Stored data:
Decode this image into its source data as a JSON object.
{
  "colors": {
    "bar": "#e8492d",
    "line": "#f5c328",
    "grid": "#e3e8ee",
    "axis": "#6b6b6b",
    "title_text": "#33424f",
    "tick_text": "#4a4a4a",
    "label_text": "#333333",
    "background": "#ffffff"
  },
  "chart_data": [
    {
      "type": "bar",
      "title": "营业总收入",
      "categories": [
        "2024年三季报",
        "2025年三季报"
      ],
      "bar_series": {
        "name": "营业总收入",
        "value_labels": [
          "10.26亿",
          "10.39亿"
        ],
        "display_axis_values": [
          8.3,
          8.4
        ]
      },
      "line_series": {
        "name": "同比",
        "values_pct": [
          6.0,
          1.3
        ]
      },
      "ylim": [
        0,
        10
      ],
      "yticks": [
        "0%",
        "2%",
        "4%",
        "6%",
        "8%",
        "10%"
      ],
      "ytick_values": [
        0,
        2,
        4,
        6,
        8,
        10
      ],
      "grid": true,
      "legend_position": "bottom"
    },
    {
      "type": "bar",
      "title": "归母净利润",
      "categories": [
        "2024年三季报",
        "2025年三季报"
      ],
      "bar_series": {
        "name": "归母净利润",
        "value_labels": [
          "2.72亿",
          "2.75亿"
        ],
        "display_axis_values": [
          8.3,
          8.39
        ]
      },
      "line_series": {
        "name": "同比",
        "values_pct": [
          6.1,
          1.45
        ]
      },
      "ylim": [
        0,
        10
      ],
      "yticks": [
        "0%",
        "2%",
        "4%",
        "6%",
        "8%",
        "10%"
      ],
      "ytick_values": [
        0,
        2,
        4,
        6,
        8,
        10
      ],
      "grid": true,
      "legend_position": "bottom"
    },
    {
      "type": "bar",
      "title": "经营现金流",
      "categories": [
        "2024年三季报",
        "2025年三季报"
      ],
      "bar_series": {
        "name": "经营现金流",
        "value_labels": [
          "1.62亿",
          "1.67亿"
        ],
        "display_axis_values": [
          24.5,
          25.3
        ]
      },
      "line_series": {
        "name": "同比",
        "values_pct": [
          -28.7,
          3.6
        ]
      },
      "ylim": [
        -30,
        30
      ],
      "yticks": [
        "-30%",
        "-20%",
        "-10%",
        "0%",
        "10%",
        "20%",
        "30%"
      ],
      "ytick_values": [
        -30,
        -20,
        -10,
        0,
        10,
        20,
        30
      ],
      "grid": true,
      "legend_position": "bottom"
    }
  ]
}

--

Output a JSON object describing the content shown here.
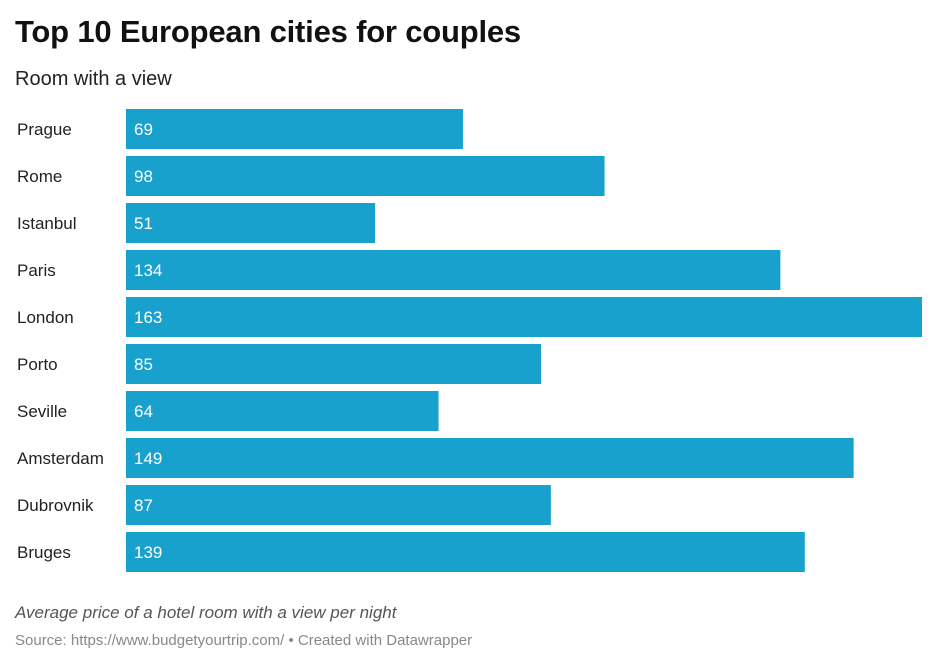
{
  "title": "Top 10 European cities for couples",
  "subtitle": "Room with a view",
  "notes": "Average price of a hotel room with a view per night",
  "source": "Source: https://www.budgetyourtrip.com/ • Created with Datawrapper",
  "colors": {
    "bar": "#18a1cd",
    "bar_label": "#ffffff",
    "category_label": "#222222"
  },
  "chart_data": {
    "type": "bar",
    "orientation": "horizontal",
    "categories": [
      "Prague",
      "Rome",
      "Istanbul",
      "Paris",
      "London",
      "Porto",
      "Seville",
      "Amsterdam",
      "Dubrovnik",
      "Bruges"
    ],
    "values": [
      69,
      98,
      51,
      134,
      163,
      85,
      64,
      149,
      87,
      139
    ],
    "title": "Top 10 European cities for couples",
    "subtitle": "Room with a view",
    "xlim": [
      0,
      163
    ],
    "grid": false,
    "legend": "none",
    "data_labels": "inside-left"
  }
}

Exercise = List every line from the entries above in which "object" appears.

Worked answer =
Decode this image into its source data as a JSON object.
Output a JSON object describing the content shown here.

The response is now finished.